Passage provided:
__________________________________________________
Jean Piaget had previously identified the important role in cognitive development when playing. When learners utilise their cognitive thinking process to generate new knowledge, they construct, reconstruct and organize their knowledge. This has been identified as a process for constructivist learning. Furthermore, social constructivism involves a system to share information and uncertain assignments. Children can be able to share their understanding of specific tasks and through the process of peer learning they can become active participants.

It is suggested that it is necessary to produce correlation in between the TUI and the GUI to avoid cognitive differences when designing the interface. Providing a simple interactive process will enhance the awareness of the user.

It is necessary to make a visual, and tangible relationship in between the tools applied in order to make them more intuitive.

Using avatars and virtual environments in learning: What do they have to offer?

Falloon, G. (2010). “Using avatars and virtual environments in learning: What do they have to offer?” British Journal of Educational Technology 41(1): 108-122.

Peterson (2005: p.1) has pinpointed how interaction in virtual spaces can be improved by the use of a ‘virtual self’. These virtual selves are ‘online manifestations of self’. This visible persona acts as a vessel that allows imaginary experiences to transcend to the actual experiences and vice versa.

There are many people who have trouble engaging in face-to-face communication, virtual scenes can facilitate these social interactions. Virtual environments are pathways where people can communicate in way in which they would not be capable to do so in a different setting. Not only they can facilitate the communication process but also they can evolve to the requirements of their users. This potential for adaptation will also enhance social interaction. The potential presented by virtual environments can provide grounding for collective learning in a way that would not be achievable in a traditional setting.

The debate of how learners will engage with virtual environments, it has been identified how they provide a ‘safe pedagogical platform’ for learning. Meanwhile in learner-centered tasks, avatar environments have been identified useful.

The digital world can promote student communication. Seymour Papert has identified how creating Microworlds has allowed learners to organise their thoughts in a way that they can be conducted efficiently. This concept shares many of the elements of a virtual world.
__________________________________________________
Extracted information:
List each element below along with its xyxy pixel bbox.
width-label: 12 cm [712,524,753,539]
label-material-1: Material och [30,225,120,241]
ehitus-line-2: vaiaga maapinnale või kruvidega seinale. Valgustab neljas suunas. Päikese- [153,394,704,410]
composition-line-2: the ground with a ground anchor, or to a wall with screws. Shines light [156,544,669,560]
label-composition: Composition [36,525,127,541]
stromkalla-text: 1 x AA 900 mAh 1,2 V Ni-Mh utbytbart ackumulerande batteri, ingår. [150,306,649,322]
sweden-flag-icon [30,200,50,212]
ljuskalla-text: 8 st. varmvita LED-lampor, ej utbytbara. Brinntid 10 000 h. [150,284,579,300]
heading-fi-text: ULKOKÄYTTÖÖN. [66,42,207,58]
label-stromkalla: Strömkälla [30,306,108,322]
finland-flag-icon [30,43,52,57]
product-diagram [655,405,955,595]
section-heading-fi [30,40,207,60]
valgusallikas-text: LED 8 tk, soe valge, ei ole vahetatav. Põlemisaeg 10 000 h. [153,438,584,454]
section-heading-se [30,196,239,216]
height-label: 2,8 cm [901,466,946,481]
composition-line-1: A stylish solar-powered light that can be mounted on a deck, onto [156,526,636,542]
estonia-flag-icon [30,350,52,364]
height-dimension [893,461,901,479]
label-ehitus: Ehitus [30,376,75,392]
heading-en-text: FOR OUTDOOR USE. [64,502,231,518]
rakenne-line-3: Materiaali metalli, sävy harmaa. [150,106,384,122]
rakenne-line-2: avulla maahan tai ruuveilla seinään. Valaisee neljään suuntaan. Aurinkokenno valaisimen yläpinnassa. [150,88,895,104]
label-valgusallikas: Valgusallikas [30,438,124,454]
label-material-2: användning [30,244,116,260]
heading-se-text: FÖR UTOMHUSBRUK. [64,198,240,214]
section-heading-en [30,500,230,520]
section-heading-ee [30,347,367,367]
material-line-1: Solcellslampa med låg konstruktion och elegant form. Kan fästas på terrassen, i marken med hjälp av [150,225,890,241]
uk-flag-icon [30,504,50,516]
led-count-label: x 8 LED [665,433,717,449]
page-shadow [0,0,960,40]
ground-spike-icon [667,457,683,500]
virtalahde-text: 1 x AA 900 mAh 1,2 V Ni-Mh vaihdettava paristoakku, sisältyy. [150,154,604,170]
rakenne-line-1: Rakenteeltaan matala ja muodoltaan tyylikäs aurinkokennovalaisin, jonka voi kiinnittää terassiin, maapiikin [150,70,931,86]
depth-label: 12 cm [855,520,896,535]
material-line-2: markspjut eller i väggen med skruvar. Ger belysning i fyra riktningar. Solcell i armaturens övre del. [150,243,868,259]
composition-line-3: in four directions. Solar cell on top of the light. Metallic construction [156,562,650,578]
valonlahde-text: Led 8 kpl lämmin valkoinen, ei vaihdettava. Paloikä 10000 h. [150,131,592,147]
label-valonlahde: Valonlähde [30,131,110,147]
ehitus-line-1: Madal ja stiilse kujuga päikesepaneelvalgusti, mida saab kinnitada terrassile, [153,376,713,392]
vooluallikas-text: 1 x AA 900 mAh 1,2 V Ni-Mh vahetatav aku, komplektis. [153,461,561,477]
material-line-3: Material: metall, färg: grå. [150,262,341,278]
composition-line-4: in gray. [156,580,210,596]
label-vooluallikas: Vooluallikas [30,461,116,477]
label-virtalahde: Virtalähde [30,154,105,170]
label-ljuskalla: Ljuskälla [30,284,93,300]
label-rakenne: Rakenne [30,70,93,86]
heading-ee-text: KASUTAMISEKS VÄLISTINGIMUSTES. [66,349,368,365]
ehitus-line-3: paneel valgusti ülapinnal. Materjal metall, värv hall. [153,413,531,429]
__________________________________________________
According to the passage on learning and virtual environments, why should designers produce a correlation between the TUI and the GUI? Answer in one to three sentences. The items have no connection to the text.

A correlation between the TUI and the GUI is needed to avoid cognitive differences when the interface is designed.